* Given exercise
Extract and list every line that contains the word "Post".

____ Input material

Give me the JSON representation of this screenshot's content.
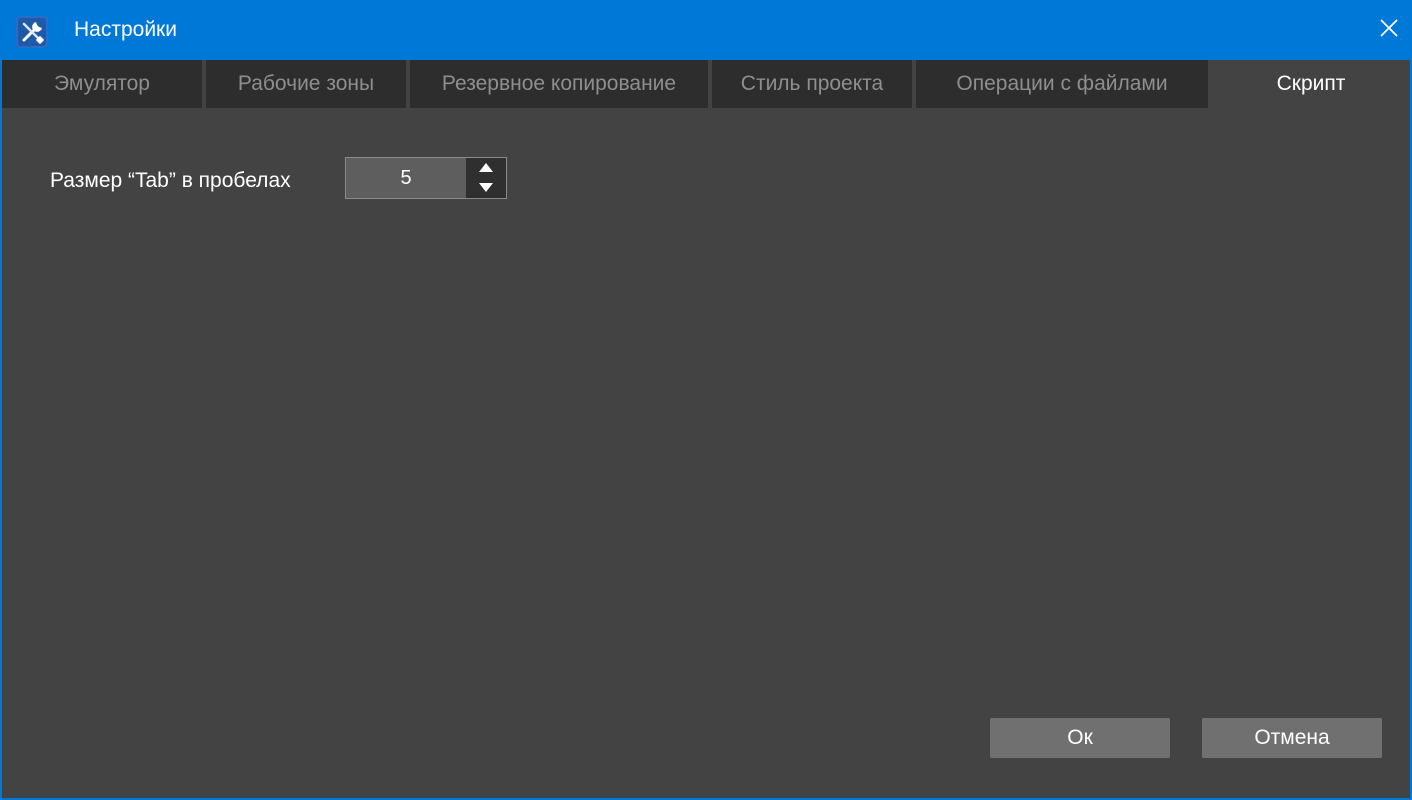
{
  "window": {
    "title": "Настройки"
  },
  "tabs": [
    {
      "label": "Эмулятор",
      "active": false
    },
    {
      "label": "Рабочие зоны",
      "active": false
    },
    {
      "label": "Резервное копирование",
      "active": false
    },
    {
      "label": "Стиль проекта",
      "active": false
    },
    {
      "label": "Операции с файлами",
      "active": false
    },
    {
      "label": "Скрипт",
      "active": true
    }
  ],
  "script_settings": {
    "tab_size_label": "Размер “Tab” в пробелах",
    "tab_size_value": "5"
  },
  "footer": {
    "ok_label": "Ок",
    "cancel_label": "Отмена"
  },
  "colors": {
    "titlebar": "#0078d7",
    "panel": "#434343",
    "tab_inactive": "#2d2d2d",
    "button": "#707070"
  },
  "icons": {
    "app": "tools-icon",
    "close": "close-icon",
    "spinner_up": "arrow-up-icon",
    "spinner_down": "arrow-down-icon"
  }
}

________
____ Input material

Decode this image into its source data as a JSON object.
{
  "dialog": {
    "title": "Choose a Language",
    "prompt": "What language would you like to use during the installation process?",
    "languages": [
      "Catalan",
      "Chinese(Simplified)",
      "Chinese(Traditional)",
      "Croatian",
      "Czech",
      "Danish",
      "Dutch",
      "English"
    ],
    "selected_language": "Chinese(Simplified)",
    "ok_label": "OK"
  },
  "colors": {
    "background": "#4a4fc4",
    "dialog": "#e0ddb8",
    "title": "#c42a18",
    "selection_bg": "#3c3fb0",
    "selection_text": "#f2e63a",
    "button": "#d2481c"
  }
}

________
____ Input material

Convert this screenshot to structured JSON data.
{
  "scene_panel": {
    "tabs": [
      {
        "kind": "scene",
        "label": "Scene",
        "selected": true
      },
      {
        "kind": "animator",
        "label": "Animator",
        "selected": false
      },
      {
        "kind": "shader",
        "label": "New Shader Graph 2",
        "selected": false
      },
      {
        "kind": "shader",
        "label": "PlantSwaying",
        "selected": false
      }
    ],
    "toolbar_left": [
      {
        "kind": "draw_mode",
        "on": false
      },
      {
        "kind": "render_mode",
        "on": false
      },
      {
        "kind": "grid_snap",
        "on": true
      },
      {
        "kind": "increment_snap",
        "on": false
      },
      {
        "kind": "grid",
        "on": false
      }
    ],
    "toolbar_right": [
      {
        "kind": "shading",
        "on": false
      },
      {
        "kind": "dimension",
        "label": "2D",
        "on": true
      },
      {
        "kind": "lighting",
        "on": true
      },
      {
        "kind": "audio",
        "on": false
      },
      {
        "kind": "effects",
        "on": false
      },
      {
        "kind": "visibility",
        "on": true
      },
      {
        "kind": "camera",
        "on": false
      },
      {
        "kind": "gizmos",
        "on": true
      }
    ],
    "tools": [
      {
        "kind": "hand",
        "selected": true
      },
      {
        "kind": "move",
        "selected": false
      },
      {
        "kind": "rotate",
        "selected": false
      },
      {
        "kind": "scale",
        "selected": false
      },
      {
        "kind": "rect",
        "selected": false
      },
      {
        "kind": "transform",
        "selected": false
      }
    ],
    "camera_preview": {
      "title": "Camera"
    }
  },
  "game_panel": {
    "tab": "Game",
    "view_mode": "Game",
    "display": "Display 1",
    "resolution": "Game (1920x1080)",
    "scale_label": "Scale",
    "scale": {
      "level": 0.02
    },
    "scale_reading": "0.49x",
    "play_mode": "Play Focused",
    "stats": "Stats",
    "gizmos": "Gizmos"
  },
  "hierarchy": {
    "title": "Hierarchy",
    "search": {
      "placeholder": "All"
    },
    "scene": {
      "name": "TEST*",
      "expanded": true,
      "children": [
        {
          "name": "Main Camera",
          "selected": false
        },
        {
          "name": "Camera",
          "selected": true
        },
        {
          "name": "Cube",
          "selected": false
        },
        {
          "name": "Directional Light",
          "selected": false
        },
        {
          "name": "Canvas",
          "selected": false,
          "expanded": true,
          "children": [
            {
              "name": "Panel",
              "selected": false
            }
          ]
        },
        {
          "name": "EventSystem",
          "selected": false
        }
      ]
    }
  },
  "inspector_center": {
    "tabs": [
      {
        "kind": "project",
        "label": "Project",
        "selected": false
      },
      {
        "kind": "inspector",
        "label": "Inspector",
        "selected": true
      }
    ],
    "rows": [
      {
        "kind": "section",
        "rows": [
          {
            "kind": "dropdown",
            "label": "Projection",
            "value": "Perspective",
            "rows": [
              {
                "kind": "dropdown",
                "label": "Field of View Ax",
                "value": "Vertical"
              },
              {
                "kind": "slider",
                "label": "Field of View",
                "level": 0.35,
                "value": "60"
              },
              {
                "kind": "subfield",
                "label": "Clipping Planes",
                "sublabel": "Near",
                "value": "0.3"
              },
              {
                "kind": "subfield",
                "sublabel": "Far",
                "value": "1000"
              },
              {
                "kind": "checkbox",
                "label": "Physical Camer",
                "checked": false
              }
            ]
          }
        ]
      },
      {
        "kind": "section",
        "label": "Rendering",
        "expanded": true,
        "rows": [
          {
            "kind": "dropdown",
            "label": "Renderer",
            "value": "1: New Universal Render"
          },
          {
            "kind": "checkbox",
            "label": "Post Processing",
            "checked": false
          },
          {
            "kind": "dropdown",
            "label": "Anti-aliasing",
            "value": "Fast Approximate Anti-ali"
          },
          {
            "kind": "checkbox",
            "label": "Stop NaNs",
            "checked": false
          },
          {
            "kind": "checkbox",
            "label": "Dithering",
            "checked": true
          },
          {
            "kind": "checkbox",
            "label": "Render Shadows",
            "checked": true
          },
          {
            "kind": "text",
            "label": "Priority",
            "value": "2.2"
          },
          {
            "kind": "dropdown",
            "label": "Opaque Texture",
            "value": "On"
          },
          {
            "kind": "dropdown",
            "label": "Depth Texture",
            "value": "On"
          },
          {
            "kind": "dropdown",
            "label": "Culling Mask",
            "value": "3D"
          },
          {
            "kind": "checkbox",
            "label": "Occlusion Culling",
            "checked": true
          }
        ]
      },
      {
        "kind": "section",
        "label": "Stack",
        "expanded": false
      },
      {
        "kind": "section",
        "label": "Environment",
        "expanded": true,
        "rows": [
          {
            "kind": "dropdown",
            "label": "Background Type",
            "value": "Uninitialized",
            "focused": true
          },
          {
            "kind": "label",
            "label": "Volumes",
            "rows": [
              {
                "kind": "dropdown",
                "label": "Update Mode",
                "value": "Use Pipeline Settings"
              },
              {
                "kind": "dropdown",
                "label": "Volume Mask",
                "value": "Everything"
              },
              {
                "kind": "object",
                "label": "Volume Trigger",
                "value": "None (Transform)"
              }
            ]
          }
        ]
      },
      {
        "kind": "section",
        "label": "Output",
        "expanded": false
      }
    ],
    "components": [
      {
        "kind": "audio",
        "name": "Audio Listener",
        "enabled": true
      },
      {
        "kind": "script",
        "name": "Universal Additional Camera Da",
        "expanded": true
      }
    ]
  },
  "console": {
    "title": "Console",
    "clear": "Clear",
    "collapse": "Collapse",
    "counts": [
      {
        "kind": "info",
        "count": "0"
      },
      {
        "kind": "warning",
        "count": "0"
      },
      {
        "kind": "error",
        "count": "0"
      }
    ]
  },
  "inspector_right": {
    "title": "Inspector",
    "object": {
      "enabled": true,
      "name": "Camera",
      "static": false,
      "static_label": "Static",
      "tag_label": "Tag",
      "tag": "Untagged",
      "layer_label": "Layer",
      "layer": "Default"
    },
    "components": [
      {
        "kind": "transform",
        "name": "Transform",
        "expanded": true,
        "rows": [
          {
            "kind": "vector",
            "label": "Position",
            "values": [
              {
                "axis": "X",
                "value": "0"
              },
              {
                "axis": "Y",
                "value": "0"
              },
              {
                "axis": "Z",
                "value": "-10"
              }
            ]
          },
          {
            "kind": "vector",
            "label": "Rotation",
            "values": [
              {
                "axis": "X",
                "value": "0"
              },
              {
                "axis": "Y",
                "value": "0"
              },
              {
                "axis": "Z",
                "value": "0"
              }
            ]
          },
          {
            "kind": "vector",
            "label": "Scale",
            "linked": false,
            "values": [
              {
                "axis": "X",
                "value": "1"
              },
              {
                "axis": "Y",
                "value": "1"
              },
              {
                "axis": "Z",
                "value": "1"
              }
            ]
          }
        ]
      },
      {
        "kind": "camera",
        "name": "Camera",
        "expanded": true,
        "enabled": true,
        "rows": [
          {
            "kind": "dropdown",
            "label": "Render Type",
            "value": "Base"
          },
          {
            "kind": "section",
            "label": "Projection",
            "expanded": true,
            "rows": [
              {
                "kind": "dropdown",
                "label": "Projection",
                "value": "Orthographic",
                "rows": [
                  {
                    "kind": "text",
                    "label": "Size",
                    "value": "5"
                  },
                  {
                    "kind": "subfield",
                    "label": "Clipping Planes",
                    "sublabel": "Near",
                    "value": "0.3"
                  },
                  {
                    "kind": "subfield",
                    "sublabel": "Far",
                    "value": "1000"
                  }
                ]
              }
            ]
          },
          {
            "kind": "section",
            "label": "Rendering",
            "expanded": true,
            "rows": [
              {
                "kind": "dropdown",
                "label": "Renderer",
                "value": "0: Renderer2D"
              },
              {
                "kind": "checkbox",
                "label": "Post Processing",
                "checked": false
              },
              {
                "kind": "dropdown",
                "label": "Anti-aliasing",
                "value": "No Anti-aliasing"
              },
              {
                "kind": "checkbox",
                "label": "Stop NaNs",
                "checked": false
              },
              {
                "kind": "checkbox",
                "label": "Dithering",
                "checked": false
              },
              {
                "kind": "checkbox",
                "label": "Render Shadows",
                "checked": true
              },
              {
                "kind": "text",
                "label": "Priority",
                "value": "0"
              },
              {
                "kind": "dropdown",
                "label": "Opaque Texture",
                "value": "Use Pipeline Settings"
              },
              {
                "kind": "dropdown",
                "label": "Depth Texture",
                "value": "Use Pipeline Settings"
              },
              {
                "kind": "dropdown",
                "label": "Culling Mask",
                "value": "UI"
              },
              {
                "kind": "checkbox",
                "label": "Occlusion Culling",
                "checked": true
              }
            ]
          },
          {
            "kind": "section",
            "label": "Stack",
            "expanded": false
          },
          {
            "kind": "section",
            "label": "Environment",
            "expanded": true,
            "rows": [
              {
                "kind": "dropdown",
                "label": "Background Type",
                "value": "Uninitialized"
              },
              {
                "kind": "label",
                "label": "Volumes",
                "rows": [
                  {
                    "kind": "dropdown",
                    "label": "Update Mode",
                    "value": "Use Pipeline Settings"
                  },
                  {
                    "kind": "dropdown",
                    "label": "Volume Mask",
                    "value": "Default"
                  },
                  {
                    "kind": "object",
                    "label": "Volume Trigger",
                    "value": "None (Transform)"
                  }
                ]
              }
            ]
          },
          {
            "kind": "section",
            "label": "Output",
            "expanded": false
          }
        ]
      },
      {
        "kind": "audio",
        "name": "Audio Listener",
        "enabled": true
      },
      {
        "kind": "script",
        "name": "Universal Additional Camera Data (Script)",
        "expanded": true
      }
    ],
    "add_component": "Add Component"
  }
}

________

* Answer to this problem
            "label": "Post Processing",
                "label": "Post Processing",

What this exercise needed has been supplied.